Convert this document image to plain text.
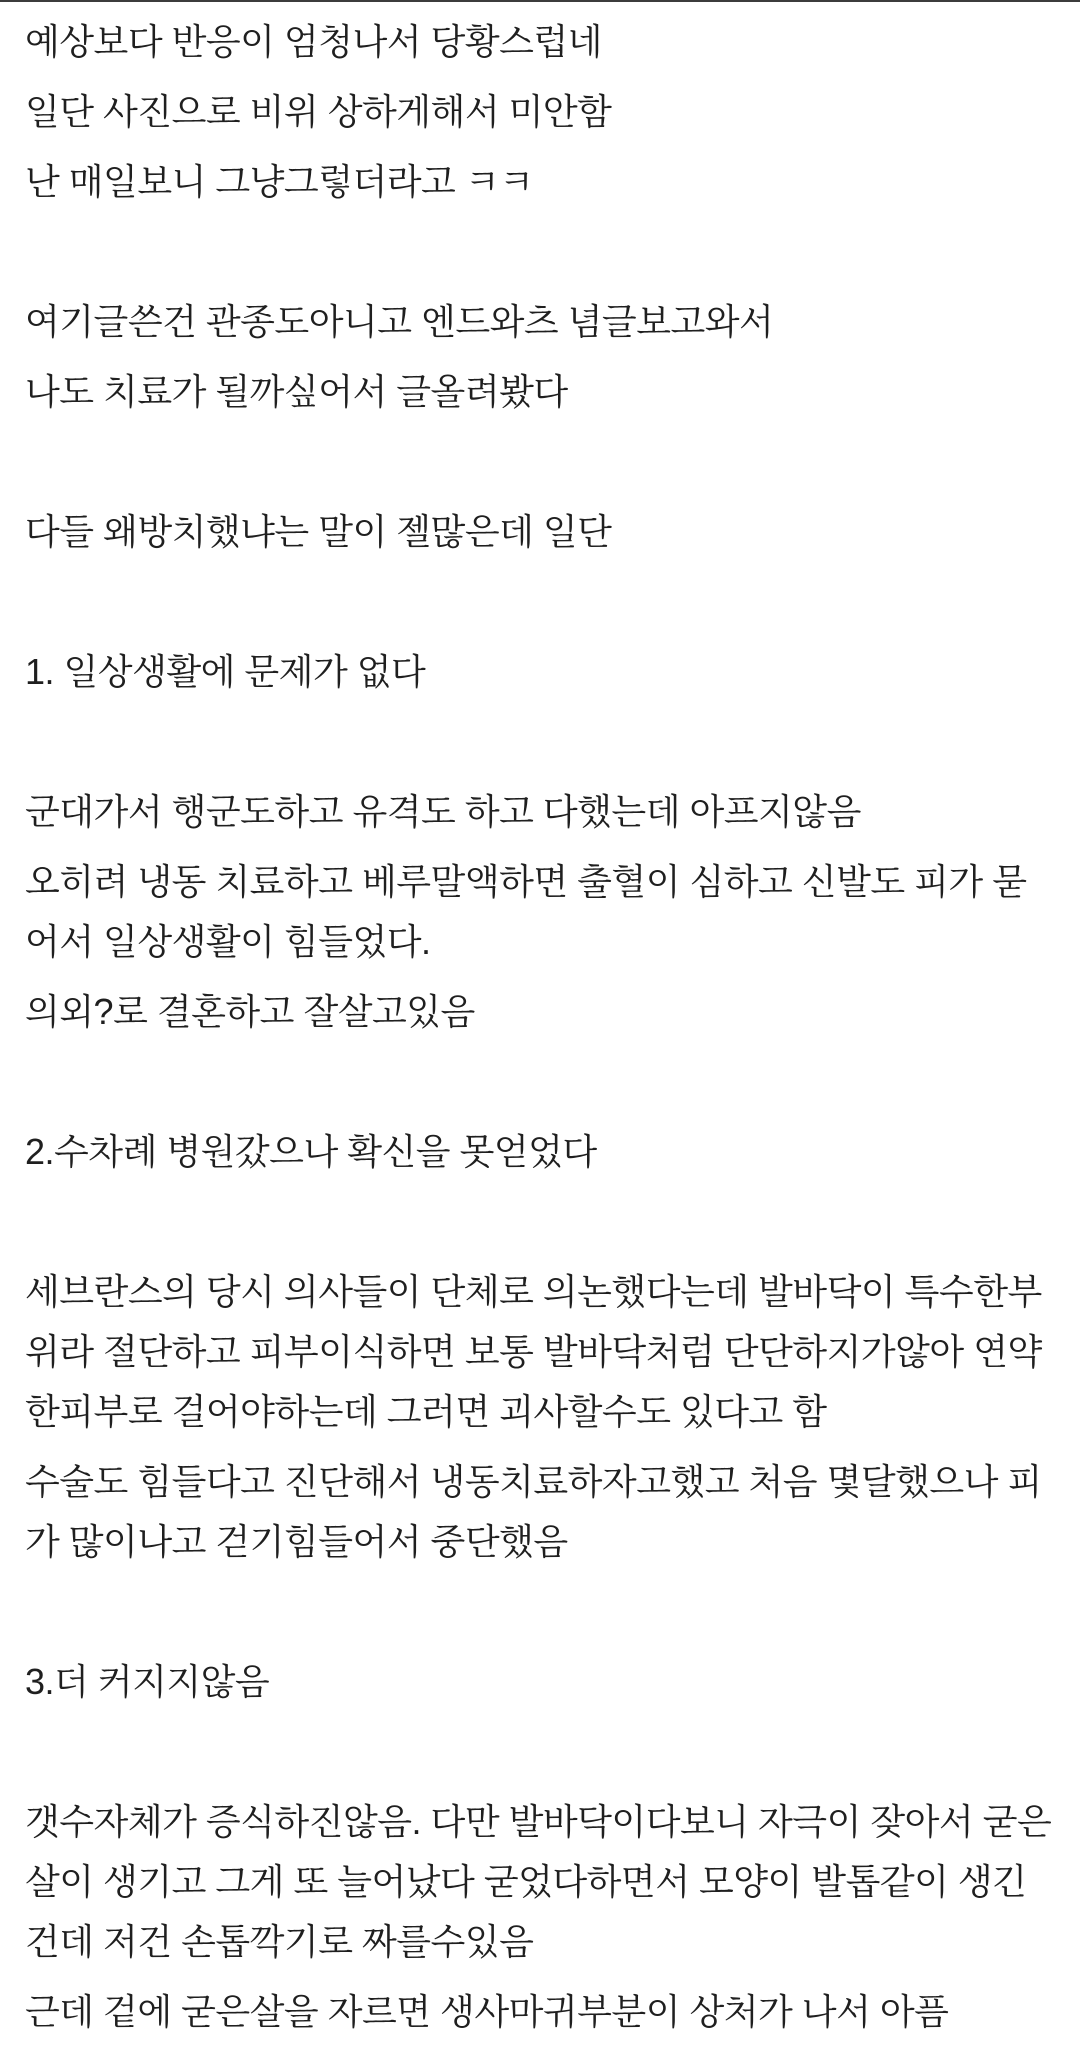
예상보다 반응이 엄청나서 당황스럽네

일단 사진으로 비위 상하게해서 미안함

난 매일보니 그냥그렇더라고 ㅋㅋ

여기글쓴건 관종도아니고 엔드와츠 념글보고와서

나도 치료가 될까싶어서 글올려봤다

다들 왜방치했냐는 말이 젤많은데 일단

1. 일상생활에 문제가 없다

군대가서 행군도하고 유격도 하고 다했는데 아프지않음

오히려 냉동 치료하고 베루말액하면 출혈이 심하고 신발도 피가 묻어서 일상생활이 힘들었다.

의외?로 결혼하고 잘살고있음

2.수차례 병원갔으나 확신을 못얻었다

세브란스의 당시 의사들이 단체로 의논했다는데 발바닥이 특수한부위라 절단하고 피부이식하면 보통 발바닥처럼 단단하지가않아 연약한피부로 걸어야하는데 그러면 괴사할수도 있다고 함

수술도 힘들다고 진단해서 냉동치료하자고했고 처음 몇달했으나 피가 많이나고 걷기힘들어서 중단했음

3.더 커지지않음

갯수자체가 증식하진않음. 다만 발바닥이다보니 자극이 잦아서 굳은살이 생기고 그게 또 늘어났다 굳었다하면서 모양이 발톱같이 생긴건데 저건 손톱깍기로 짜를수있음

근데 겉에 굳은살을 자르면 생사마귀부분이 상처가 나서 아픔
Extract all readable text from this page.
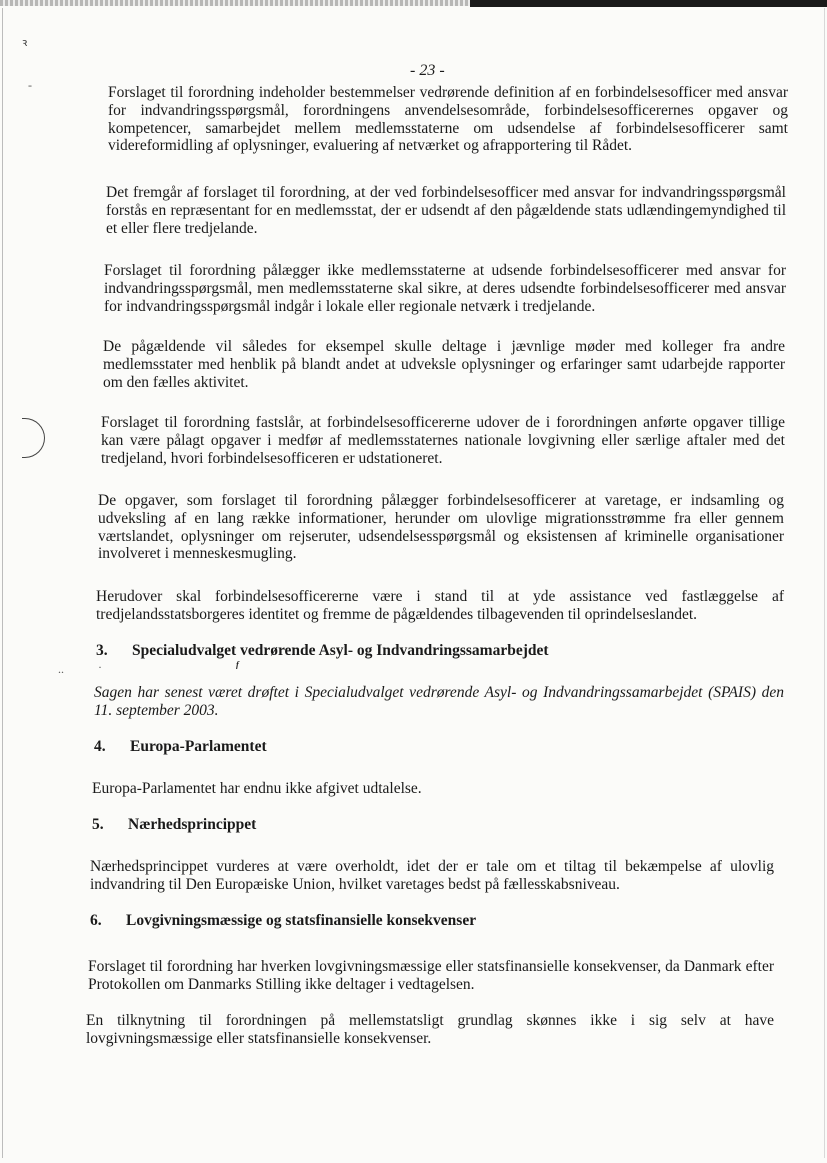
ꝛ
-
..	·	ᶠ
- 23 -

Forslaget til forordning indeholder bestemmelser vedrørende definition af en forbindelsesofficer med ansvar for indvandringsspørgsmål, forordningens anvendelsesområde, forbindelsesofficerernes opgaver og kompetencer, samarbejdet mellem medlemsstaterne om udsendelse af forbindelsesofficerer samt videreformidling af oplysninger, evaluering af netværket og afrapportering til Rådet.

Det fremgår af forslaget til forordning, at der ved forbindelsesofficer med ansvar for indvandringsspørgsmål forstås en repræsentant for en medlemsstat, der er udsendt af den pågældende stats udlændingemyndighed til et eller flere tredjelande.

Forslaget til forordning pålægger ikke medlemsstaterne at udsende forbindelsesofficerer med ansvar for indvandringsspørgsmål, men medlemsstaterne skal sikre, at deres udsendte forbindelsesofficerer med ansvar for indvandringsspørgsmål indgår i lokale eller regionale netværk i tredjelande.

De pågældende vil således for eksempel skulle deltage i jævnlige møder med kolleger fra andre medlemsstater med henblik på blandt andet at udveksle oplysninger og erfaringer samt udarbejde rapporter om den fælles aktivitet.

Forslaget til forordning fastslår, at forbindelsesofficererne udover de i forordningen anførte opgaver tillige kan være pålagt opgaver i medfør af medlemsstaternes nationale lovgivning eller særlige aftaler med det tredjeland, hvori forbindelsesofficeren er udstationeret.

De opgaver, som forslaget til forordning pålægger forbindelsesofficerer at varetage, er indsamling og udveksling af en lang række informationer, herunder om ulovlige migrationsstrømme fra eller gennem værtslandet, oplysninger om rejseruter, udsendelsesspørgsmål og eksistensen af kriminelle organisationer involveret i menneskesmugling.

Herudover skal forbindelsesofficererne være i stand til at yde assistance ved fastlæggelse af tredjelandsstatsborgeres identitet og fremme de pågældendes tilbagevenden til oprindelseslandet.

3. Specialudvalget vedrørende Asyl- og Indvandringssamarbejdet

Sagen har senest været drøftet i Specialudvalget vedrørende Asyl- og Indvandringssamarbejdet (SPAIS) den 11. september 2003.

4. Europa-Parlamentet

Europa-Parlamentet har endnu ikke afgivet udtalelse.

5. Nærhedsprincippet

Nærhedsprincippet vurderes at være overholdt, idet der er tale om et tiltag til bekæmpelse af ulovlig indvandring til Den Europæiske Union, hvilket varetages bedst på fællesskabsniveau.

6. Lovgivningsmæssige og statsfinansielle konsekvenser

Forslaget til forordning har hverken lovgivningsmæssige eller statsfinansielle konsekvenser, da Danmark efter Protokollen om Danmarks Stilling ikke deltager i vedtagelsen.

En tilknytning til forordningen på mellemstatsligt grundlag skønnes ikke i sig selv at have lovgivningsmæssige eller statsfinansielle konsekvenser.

━━━━━━━━

Problem statement:
Copy all lines from the material that include "skal".

Full answer:
Forslaget til forordning pålægger ikke medlemsstaterne at udsende forbindelsesofficerer med ansvar for indvandringsspørgsmål, men medlemsstaterne skal sikre, at deres udsendte forbindelsesofficerer med ansvar for indvandringsspørgsmål indgår i lokale eller regionale netværk i tredjelande.
Herudover skal forbindelsesofficererne være i stand til at yde assistance ved fastlæggelse af tredjelandsstatsborgeres identitet og fremme de pågældendes tilbagevenden til oprindelseslandet.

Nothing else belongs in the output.